▶ _Exercise_: Return a copy of each line that holds the string "value".

--- Records to use ---

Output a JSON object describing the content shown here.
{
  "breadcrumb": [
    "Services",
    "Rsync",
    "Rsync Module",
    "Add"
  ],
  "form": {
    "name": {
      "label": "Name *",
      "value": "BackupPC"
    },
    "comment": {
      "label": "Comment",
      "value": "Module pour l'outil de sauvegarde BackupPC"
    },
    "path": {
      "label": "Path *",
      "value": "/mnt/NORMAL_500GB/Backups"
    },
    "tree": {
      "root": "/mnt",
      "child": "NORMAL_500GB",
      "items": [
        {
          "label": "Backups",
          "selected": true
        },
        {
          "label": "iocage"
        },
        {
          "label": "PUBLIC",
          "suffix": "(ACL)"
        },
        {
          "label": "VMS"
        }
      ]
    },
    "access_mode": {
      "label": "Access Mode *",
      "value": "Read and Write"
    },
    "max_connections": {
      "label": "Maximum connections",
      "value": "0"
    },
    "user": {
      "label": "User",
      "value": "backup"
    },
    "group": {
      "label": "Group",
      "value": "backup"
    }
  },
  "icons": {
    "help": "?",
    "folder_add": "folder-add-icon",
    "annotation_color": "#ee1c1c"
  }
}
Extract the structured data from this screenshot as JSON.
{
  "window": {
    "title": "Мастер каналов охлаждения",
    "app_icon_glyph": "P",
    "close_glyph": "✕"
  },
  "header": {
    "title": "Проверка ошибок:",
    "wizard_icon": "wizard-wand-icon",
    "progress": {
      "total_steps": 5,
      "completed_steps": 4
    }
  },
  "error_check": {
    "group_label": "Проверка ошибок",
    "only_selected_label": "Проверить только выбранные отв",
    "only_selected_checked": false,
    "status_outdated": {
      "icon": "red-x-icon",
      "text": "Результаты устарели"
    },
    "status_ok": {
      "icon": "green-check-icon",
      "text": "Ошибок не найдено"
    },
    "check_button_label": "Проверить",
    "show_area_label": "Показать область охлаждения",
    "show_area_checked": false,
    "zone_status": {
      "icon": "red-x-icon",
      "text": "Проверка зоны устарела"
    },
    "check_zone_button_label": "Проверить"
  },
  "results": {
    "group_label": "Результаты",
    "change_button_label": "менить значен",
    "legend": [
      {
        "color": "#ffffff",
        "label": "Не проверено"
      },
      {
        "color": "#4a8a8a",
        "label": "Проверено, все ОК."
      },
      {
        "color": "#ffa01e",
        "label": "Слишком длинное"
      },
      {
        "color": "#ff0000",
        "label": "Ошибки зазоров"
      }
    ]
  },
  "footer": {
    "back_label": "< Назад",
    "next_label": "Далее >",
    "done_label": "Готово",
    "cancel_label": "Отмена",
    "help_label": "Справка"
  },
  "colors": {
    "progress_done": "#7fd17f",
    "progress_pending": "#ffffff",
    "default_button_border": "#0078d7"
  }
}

---

▶ _Solution for this problem_:
      "value": "BackupPC"
      "value": "Module pour l'outil de sauvegarde BackupPC"
      "value": "/mnt/NORMAL_500GB/Backups"
      "value": "Read and Write"
      "value": "0"
      "value": "backup"
      "value": "backup"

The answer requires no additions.